### EXERCISE DETAILS
Repeat every record below exactly, omitting any pictures.

>> start RECORDS SUPPLIED

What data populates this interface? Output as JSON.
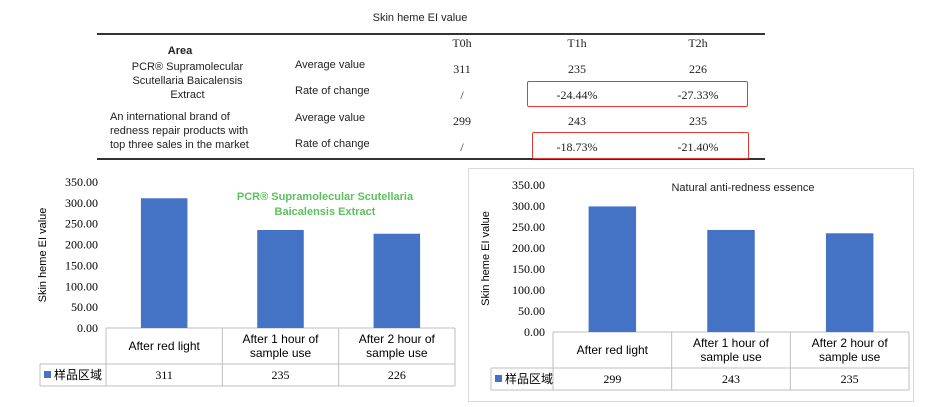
{
  "table": {
    "title": "Skin heme EI value",
    "area_header": "Area",
    "columns": [
      "T0h",
      "T1h",
      "T2h"
    ],
    "rows": [
      {
        "area": "PCR® Supramolecular Scutellaria Baicalensis Extract",
        "area_lines": [
          "PCR® Supramolecular",
          "Scutellaria Baicalensis",
          "Extract"
        ],
        "metrics": [
          {
            "label": "Average value",
            "values": [
              "311",
              "235",
              "226"
            ]
          },
          {
            "label": "Rate of change",
            "values": [
              "/",
              "-24.44%",
              "-27.33%"
            ]
          }
        ]
      },
      {
        "area": "An international brand of redness repair products with top three sales in the market",
        "area_lines": [
          "An international brand of",
          "redness repair products with",
          "top three sales in the market"
        ],
        "metrics": [
          {
            "label": "Average value",
            "values": [
              "299",
              "243",
              "235"
            ]
          },
          {
            "label": "Rate of change",
            "values": [
              "/",
              "-18.73%",
              "-21.40%"
            ]
          }
        ]
      }
    ],
    "highlight_color": "#e53935"
  },
  "chart_data": [
    {
      "type": "bar",
      "title": "PCR® Supramolecular Scutellaria Baicalensis Extract",
      "title_lines": [
        "PCR® Supramolecular Scutellaria",
        "Baicalensis Extract"
      ],
      "title_color": "#5cc15c",
      "ylabel": "Skin heme EI value",
      "xlabel": "",
      "categories": [
        "After red light",
        "After 1 hour of sample use",
        "After 2 hour of sample use"
      ],
      "category_lines": [
        [
          "After red light"
        ],
        [
          "After 1 hour of",
          "sample use"
        ],
        [
          "After 2 hour of",
          "sample use"
        ]
      ],
      "series": [
        {
          "name": "样品区域",
          "values": [
            311,
            235,
            226
          ],
          "color": "#4472c4"
        }
      ],
      "ylim": [
        0,
        350
      ],
      "yticks": [
        "0.00",
        "50.00",
        "100.00",
        "150.00",
        "200.00",
        "250.00",
        "300.00",
        "350.00"
      ],
      "data_table": [
        "311",
        "235",
        "226"
      ],
      "grid": false,
      "legend": "data-table"
    },
    {
      "type": "bar",
      "title": "Natural anti-redness essence",
      "title_lines": [
        "Natural anti-redness essence"
      ],
      "title_color": "#222222",
      "ylabel": "Skin heme EI value",
      "xlabel": "",
      "categories": [
        "After red light",
        "After 1 hour of sample use",
        "After 2 hour of sample use"
      ],
      "category_lines": [
        [
          "After red light"
        ],
        [
          "After 1 hour of",
          "sample use"
        ],
        [
          "After 2 hour of",
          "sample use"
        ]
      ],
      "series": [
        {
          "name": "样品区域",
          "values": [
            299,
            243,
            235
          ],
          "color": "#4472c4"
        }
      ],
      "ylim": [
        0,
        350
      ],
      "yticks": [
        "0.00",
        "50.00",
        "100.00",
        "150.00",
        "200.00",
        "250.00",
        "300.00",
        "350.00"
      ],
      "data_table": [
        "299",
        "243",
        "235"
      ],
      "grid": false,
      "legend": "data-table"
    }
  ]
}
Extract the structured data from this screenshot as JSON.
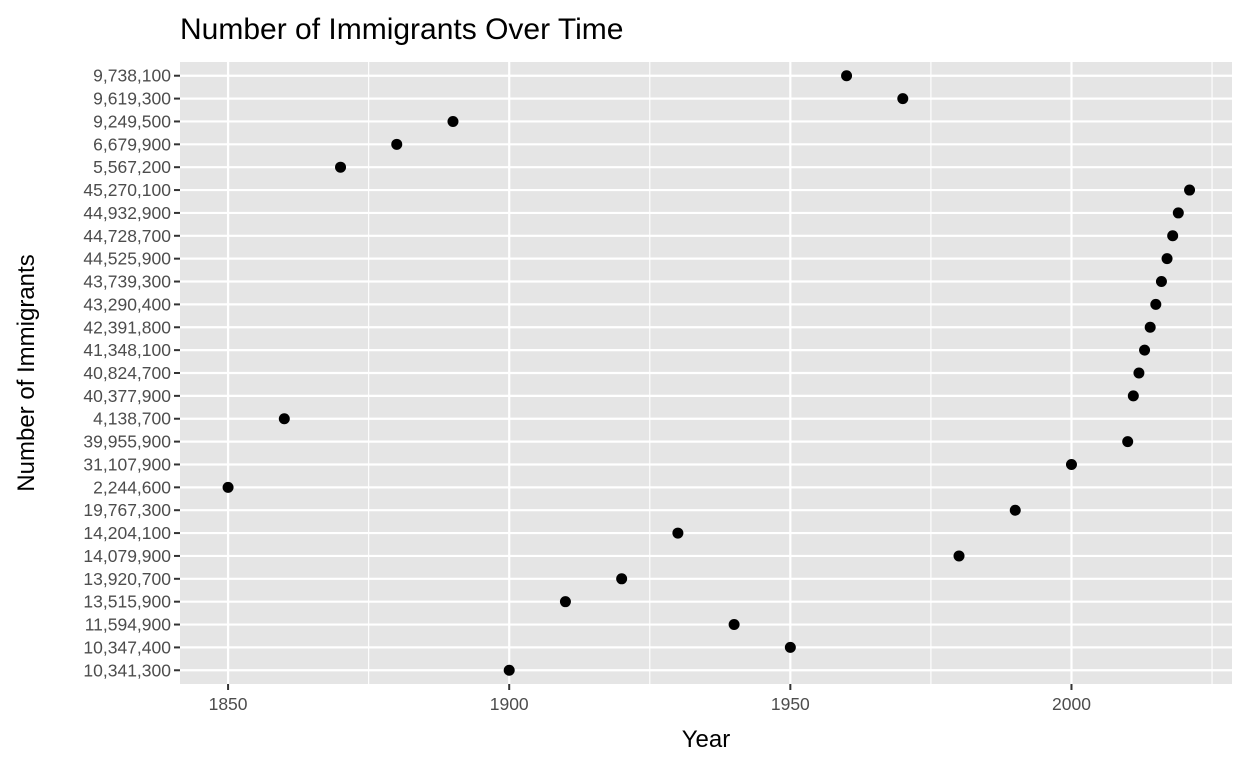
{
  "chart_data": {
    "type": "scatter",
    "title": "Number of Immigrants Over Time",
    "xlabel": "Year",
    "ylabel": "Number of Immigrants",
    "x_ticks": [
      1850,
      1900,
      1950,
      2000
    ],
    "xlim": [
      1841.45,
      2028.55
    ],
    "y_categories": [
      "10,341,300",
      "10,347,400",
      "11,594,900",
      "13,515,900",
      "13,920,700",
      "14,079,900",
      "14,204,100",
      "19,767,300",
      "2,244,600",
      "31,107,900",
      "39,955,900",
      "4,138,700",
      "40,377,900",
      "40,824,700",
      "41,348,100",
      "42,391,800",
      "43,290,400",
      "43,739,300",
      "44,525,900",
      "44,728,700",
      "44,932,900",
      "45,270,100",
      "5,567,200",
      "6,679,900",
      "9,249,500",
      "9,619,300",
      "9,738,100"
    ],
    "points": [
      {
        "x": 1850,
        "y": "2,244,600"
      },
      {
        "x": 1860,
        "y": "4,138,700"
      },
      {
        "x": 1870,
        "y": "5,567,200"
      },
      {
        "x": 1880,
        "y": "6,679,900"
      },
      {
        "x": 1890,
        "y": "9,249,500"
      },
      {
        "x": 1900,
        "y": "10,341,300"
      },
      {
        "x": 1910,
        "y": "13,515,900"
      },
      {
        "x": 1920,
        "y": "13,920,700"
      },
      {
        "x": 1930,
        "y": "14,204,100"
      },
      {
        "x": 1940,
        "y": "11,594,900"
      },
      {
        "x": 1950,
        "y": "10,347,400"
      },
      {
        "x": 1960,
        "y": "9,738,100"
      },
      {
        "x": 1970,
        "y": "9,619,300"
      },
      {
        "x": 1980,
        "y": "14,079,900"
      },
      {
        "x": 1990,
        "y": "19,767,300"
      },
      {
        "x": 2000,
        "y": "31,107,900"
      },
      {
        "x": 2010,
        "y": "39,955,900"
      },
      {
        "x": 2011,
        "y": "40,377,900"
      },
      {
        "x": 2012,
        "y": "40,824,700"
      },
      {
        "x": 2013,
        "y": "41,348,100"
      },
      {
        "x": 2014,
        "y": "42,391,800"
      },
      {
        "x": 2015,
        "y": "43,290,400"
      },
      {
        "x": 2016,
        "y": "43,739,300"
      },
      {
        "x": 2017,
        "y": "44,525,900"
      },
      {
        "x": 2018,
        "y": "44,728,700"
      },
      {
        "x": 2019,
        "y": "44,932,900"
      },
      {
        "x": 2021,
        "y": "45,270,100"
      }
    ],
    "grid": true,
    "colors": {
      "panel": "#e5e5e5",
      "grid": "#ffffff",
      "point": "#000000",
      "tick_text": "#4d4d4d"
    }
  }
}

>> end RECORDS SUPPLIED

### SOLUTION TO THE EXERCISE
What data populates this interface? Output as JSON.
{
  "table": {
    "title": "Skin heme EI value",
    "area_header": "Area",
    "columns": [
      "T0h",
      "T1h",
      "T2h"
    ],
    "rows": [
      {
        "area": "PCR® Supramolecular Scutellaria Baicalensis Extract",
        "area_lines": [
          "PCR® Supramolecular",
          "Scutellaria Baicalensis",
          "Extract"
        ],
        "metrics": [
          {
            "label": "Average value",
            "values": [
              "311",
              "235",
              "226"
            ]
          },
          {
            "label": "Rate of change",
            "values": [
              "/",
              "-24.44%",
              "-27.33%"
            ]
          }
        ]
      },
      {
        "area": "An international brand of redness repair products with top three sales in the market",
        "area_lines": [
          "An international brand of",
          "redness repair products with",
          "top three sales in the market"
        ],
        "metrics": [
          {
            "label": "Average value",
            "values": [
              "299",
              "243",
              "235"
            ]
          },
          {
            "label": "Rate of change",
            "values": [
              "/",
              "-18.73%",
              "-21.40%"
            ]
          }
        ]
      }
    ],
    "highlight_color": "#e53935"
  },
  "chart_data": [
    {
      "type": "bar",
      "title": "PCR® Supramolecular Scutellaria Baicalensis Extract",
      "title_lines": [
        "PCR® Supramolecular Scutellaria",
        "Baicalensis Extract"
      ],
      "title_color": "#5cc15c",
      "ylabel": "Skin heme EI value",
      "xlabel": "",
      "categories": [
        "After red light",
        "After 1 hour of sample use",
        "After 2 hour of sample use"
      ],
      "category_lines": [
        [
          "After red light"
        ],
        [
          "After 1 hour of",
          "sample use"
        ],
        [
          "After 2 hour of",
          "sample use"
        ]
      ],
      "series": [
        {
          "name": "样品区域",
          "values": [
            311,
            235,
            226
          ],
          "color": "#4472c4"
        }
      ],
      "ylim": [
        0,
        350
      ],
      "yticks": [
        "0.00",
        "50.00",
        "100.00",
        "150.00",
        "200.00",
        "250.00",
        "300.00",
        "350.00"
      ],
      "data_table": [
        "311",
        "235",
        "226"
      ],
      "grid": false,
      "legend": "data-table"
    },
    {
      "type": "bar",
      "title": "Natural anti-redness essence",
      "title_lines": [
        "Natural anti-redness essence"
      ],
      "title_color": "#222222",
      "ylabel": "Skin heme EI value",
      "xlabel": "",
      "categories": [
        "After red light",
        "After 1 hour of sample use",
        "After 2 hour of sample use"
      ],
      "category_lines": [
        [
          "After red light"
        ],
        [
          "After 1 hour of",
          "sample use"
        ],
        [
          "After 2 hour of",
          "sample use"
        ]
      ],
      "series": [
        {
          "name": "样品区域",
          "values": [
            299,
            243,
            235
          ],
          "color": "#4472c4"
        }
      ],
      "ylim": [
        0,
        350
      ],
      "yticks": [
        "0.00",
        "50.00",
        "100.00",
        "150.00",
        "200.00",
        "250.00",
        "300.00",
        "350.00"
      ],
      "data_table": [
        "299",
        "243",
        "235"
      ],
      "grid": false,
      "legend": "data-table"
    }
  ]
}
Extract the structured data from this screenshot as JSON.
{
  "chart_data": {
    "type": "scatter",
    "title": "Number of Immigrants Over Time",
    "xlabel": "Year",
    "ylabel": "Number of Immigrants",
    "x_ticks": [
      1850,
      1900,
      1950,
      2000
    ],
    "xlim": [
      1841.45,
      2028.55
    ],
    "y_categories": [
      "10,341,300",
      "10,347,400",
      "11,594,900",
      "13,515,900",
      "13,920,700",
      "14,079,900",
      "14,204,100",
      "19,767,300",
      "2,244,600",
      "31,107,900",
      "39,955,900",
      "4,138,700",
      "40,377,900",
      "40,824,700",
      "41,348,100",
      "42,391,800",
      "43,290,400",
      "43,739,300",
      "44,525,900",
      "44,728,700",
      "44,932,900",
      "45,270,100",
      "5,567,200",
      "6,679,900",
      "9,249,500",
      "9,619,300",
      "9,738,100"
    ],
    "points": [
      {
        "x": 1850,
        "y": "2,244,600"
      },
      {
        "x": 1860,
        "y": "4,138,700"
      },
      {
        "x": 1870,
        "y": "5,567,200"
      },
      {
        "x": 1880,
        "y": "6,679,900"
      },
      {
        "x": 1890,
        "y": "9,249,500"
      },
      {
        "x": 1900,
        "y": "10,341,300"
      },
      {
        "x": 1910,
        "y": "13,515,900"
      },
      {
        "x": 1920,
        "y": "13,920,700"
      },
      {
        "x": 1930,
        "y": "14,204,100"
      },
      {
        "x": 1940,
        "y": "11,594,900"
      },
      {
        "x": 1950,
        "y": "10,347,400"
      },
      {
        "x": 1960,
        "y": "9,738,100"
      },
      {
        "x": 1970,
        "y": "9,619,300"
      },
      {
        "x": 1980,
        "y": "14,079,900"
      },
      {
        "x": 1990,
        "y": "19,767,300"
      },
      {
        "x": 2000,
        "y": "31,107,900"
      },
      {
        "x": 2010,
        "y": "39,955,900"
      },
      {
        "x": 2011,
        "y": "40,377,900"
      },
      {
        "x": 2012,
        "y": "40,824,700"
      },
      {
        "x": 2013,
        "y": "41,348,100"
      },
      {
        "x": 2014,
        "y": "42,391,800"
      },
      {
        "x": 2015,
        "y": "43,290,400"
      },
      {
        "x": 2016,
        "y": "43,739,300"
      },
      {
        "x": 2017,
        "y": "44,525,900"
      },
      {
        "x": 2018,
        "y": "44,728,700"
      },
      {
        "x": 2019,
        "y": "44,932,900"
      },
      {
        "x": 2021,
        "y": "45,270,100"
      }
    ],
    "grid": true,
    "colors": {
      "panel": "#e5e5e5",
      "grid": "#ffffff",
      "point": "#000000",
      "tick_text": "#4d4d4d"
    }
  }
}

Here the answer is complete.